[START Input records]

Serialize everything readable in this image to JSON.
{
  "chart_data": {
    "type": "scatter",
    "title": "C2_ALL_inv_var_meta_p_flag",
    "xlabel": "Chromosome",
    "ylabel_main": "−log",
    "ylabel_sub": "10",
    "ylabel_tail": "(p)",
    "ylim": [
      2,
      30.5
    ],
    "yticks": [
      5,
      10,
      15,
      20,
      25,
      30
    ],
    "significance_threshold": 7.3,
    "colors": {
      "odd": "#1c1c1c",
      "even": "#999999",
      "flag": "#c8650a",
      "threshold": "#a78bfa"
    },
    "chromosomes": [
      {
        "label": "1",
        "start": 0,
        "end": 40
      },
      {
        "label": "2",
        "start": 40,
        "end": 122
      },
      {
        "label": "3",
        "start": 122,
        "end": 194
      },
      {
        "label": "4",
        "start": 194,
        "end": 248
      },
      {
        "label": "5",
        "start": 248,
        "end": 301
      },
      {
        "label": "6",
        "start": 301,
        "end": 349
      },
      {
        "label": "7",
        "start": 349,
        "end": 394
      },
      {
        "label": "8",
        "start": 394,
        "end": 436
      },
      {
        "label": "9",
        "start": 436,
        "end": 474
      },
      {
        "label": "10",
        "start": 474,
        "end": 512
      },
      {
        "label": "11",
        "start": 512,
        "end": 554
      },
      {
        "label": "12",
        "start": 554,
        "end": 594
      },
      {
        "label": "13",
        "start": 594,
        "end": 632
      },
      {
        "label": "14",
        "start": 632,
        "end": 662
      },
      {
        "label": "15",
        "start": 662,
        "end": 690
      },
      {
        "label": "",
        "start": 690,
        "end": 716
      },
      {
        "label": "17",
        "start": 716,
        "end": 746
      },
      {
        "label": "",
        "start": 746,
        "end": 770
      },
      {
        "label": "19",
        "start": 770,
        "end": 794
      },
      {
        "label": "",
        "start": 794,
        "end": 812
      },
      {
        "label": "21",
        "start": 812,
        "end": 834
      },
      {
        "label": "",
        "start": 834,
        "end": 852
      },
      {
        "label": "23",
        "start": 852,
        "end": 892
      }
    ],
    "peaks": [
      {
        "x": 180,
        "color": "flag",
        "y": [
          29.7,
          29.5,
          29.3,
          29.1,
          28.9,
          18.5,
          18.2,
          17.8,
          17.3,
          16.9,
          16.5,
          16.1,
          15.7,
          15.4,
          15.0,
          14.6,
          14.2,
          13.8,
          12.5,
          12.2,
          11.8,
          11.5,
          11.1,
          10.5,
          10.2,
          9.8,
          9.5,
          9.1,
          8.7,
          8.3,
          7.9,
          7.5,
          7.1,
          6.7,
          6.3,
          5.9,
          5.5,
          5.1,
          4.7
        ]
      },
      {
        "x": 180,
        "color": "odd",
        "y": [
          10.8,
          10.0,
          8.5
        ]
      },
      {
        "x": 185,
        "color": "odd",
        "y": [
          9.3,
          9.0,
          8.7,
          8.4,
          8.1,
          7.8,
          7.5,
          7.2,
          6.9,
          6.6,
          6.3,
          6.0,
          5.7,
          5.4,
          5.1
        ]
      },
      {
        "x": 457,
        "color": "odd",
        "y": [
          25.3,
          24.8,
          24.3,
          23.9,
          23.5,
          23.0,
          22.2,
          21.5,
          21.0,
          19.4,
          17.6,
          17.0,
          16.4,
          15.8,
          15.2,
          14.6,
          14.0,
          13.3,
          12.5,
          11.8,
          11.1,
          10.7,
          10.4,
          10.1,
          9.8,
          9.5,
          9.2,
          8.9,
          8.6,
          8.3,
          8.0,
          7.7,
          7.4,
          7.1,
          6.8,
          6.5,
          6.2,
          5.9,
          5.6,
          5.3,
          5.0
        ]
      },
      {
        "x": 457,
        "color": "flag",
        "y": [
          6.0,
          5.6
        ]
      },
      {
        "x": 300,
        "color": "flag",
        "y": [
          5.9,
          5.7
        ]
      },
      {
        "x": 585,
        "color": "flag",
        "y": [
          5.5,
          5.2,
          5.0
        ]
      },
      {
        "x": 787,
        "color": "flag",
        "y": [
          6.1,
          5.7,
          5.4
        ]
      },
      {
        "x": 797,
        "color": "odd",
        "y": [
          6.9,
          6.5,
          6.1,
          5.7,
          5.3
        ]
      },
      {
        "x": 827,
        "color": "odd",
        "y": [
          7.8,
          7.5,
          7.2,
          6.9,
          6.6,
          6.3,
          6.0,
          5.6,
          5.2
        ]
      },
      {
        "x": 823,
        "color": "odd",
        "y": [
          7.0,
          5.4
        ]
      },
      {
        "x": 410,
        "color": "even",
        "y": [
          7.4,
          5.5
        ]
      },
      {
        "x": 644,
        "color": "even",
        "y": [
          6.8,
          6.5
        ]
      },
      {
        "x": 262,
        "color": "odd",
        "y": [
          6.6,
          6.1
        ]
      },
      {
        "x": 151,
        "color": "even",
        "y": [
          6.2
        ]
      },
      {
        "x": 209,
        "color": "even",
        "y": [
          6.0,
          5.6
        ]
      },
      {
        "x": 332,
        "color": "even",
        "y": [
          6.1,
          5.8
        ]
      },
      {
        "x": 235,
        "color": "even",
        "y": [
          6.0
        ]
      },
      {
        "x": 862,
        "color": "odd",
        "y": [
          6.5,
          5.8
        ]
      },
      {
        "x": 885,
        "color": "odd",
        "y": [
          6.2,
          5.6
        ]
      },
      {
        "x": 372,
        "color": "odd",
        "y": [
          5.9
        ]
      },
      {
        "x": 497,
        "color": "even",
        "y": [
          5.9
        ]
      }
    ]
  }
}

[END Input records]

### Problem to solve
Write out every record verbatim.

### Written response
Serialize everything readable in this image to JSON.
{
  "chart_data": {
    "type": "scatter",
    "title": "C2_ALL_inv_var_meta_p_flag",
    "xlabel": "Chromosome",
    "ylabel_main": "−log",
    "ylabel_sub": "10",
    "ylabel_tail": "(p)",
    "ylim": [
      2,
      30.5
    ],
    "yticks": [
      5,
      10,
      15,
      20,
      25,
      30
    ],
    "significance_threshold": 7.3,
    "colors": {
      "odd": "#1c1c1c",
      "even": "#999999",
      "flag": "#c8650a",
      "threshold": "#a78bfa"
    },
    "chromosomes": [
      {
        "label": "1",
        "start": 0,
        "end": 40
      },
      {
        "label": "2",
        "start": 40,
        "end": 122
      },
      {
        "label": "3",
        "start": 122,
        "end": 194
      },
      {
        "label": "4",
        "start": 194,
        "end": 248
      },
      {
        "label": "5",
        "start": 248,
        "end": 301
      },
      {
        "label": "6",
        "start": 301,
        "end": 349
      },
      {
        "label": "7",
        "start": 349,
        "end": 394
      },
      {
        "label": "8",
        "start": 394,
        "end": 436
      },
      {
        "label": "9",
        "start": 436,
        "end": 474
      },
      {
        "label": "10",
        "start": 474,
        "end": 512
      },
      {
        "label": "11",
        "start": 512,
        "end": 554
      },
      {
        "label": "12",
        "start": 554,
        "end": 594
      },
      {
        "label": "13",
        "start": 594,
        "end": 632
      },
      {
        "label": "14",
        "start": 632,
        "end": 662
      },
      {
        "label": "15",
        "start": 662,
        "end": 690
      },
      {
        "label": "",
        "start": 690,
        "end": 716
      },
      {
        "label": "17",
        "start": 716,
        "end": 746
      },
      {
        "label": "",
        "start": 746,
        "end": 770
      },
      {
        "label": "19",
        "start": 770,
        "end": 794
      },
      {
        "label": "",
        "start": 794,
        "end": 812
      },
      {
        "label": "21",
        "start": 812,
        "end": 834
      },
      {
        "label": "",
        "start": 834,
        "end": 852
      },
      {
        "label": "23",
        "start": 852,
        "end": 892
      }
    ],
    "peaks": [
      {
        "x": 180,
        "color": "flag",
        "y": [
          29.7,
          29.5,
          29.3,
          29.1,
          28.9,
          18.5,
          18.2,
          17.8,
          17.3,
          16.9,
          16.5,
          16.1,
          15.7,
          15.4,
          15.0,
          14.6,
          14.2,
          13.8,
          12.5,
          12.2,
          11.8,
          11.5,
          11.1,
          10.5,
          10.2,
          9.8,
          9.5,
          9.1,
          8.7,
          8.3,
          7.9,
          7.5,
          7.1,
          6.7,
          6.3,
          5.9,
          5.5,
          5.1,
          4.7
        ]
      },
      {
        "x": 180,
        "color": "odd",
        "y": [
          10.8,
          10.0,
          8.5
        ]
      },
      {
        "x": 185,
        "color": "odd",
        "y": [
          9.3,
          9.0,
          8.7,
          8.4,
          8.1,
          7.8,
          7.5,
          7.2,
          6.9,
          6.6,
          6.3,
          6.0,
          5.7,
          5.4,
          5.1
        ]
      },
      {
        "x": 457,
        "color": "odd",
        "y": [
          25.3,
          24.8,
          24.3,
          23.9,
          23.5,
          23.0,
          22.2,
          21.5,
          21.0,
          19.4,
          17.6,
          17.0,
          16.4,
          15.8,
          15.2,
          14.6,
          14.0,
          13.3,
          12.5,
          11.8,
          11.1,
          10.7,
          10.4,
          10.1,
          9.8,
          9.5,
          9.2,
          8.9,
          8.6,
          8.3,
          8.0,
          7.7,
          7.4,
          7.1,
          6.8,
          6.5,
          6.2,
          5.9,
          5.6,
          5.3,
          5.0
        ]
      },
      {
        "x": 457,
        "color": "flag",
        "y": [
          6.0,
          5.6
        ]
      },
      {
        "x": 300,
        "color": "flag",
        "y": [
          5.9,
          5.7
        ]
      },
      {
        "x": 585,
        "color": "flag",
        "y": [
          5.5,
          5.2,
          5.0
        ]
      },
      {
        "x": 787,
        "color": "flag",
        "y": [
          6.1,
          5.7,
          5.4
        ]
      },
      {
        "x": 797,
        "color": "odd",
        "y": [
          6.9,
          6.5,
          6.1,
          5.7,
          5.3
        ]
      },
      {
        "x": 827,
        "color": "odd",
        "y": [
          7.8,
          7.5,
          7.2,
          6.9,
          6.6,
          6.3,
          6.0,
          5.6,
          5.2
        ]
      },
      {
        "x": 823,
        "color": "odd",
        "y": [
          7.0,
          5.4
        ]
      },
      {
        "x": 410,
        "color": "even",
        "y": [
          7.4,
          5.5
        ]
      },
      {
        "x": 644,
        "color": "even",
        "y": [
          6.8,
          6.5
        ]
      },
      {
        "x": 262,
        "color": "odd",
        "y": [
          6.6,
          6.1
        ]
      },
      {
        "x": 151,
        "color": "even",
        "y": [
          6.2
        ]
      },
      {
        "x": 209,
        "color": "even",
        "y": [
          6.0,
          5.6
        ]
      },
      {
        "x": 332,
        "color": "even",
        "y": [
          6.1,
          5.8
        ]
      },
      {
        "x": 235,
        "color": "even",
        "y": [
          6.0
        ]
      },
      {
        "x": 862,
        "color": "odd",
        "y": [
          6.5,
          5.8
        ]
      },
      {
        "x": 885,
        "color": "odd",
        "y": [
          6.2,
          5.6
        ]
      },
      {
        "x": 372,
        "color": "odd",
        "y": [
          5.9
        ]
      },
      {
        "x": 497,
        "color": "even",
        "y": [
          5.9
        ]
      }
    ]
  }
}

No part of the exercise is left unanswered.